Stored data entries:
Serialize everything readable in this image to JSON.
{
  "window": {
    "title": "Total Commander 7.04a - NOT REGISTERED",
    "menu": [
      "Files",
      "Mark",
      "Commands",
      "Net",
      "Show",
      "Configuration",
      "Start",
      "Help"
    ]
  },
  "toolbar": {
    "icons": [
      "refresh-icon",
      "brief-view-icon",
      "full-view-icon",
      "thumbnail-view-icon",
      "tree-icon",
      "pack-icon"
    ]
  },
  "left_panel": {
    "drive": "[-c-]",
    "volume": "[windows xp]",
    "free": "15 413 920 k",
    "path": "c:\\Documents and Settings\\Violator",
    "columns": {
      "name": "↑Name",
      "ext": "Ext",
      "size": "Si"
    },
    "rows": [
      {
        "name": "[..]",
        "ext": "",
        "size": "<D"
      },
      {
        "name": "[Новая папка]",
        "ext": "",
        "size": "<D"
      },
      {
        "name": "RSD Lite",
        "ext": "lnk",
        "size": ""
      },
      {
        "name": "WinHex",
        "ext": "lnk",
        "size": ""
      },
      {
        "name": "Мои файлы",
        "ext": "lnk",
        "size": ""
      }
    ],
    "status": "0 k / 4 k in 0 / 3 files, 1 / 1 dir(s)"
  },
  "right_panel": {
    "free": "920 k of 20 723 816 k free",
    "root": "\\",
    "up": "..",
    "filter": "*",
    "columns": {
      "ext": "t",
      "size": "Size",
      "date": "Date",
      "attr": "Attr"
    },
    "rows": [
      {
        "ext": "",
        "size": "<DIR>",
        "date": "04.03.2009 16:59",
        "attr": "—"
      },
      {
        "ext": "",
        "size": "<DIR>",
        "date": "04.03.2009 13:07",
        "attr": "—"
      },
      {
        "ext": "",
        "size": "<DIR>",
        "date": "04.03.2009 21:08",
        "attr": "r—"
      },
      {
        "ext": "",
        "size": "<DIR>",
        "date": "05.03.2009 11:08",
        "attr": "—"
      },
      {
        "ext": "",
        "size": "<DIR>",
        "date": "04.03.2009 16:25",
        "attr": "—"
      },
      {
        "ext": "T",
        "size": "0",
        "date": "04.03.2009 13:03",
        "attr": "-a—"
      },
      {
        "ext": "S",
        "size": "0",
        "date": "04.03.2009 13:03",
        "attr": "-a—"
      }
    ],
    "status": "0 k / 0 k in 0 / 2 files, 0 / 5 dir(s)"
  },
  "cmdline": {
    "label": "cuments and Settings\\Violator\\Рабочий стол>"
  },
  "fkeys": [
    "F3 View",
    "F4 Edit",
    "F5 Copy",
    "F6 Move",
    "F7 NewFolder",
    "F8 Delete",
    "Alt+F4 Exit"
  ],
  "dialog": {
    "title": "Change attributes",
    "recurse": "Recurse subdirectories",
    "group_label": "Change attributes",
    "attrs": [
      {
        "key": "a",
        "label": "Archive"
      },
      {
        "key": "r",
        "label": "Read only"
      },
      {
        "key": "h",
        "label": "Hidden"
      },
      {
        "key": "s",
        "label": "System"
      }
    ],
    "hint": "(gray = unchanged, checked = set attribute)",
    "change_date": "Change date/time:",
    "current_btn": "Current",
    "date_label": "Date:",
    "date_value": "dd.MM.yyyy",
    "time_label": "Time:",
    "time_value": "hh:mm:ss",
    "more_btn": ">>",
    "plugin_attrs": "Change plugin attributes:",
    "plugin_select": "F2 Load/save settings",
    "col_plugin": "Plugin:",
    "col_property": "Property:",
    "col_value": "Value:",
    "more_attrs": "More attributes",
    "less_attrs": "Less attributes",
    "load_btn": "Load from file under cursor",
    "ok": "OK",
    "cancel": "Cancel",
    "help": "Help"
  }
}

GIVEN REQUEST:
Reply with only the number of lines in the material above where the string "status" appears.

EXERCISE SOLUTION:
2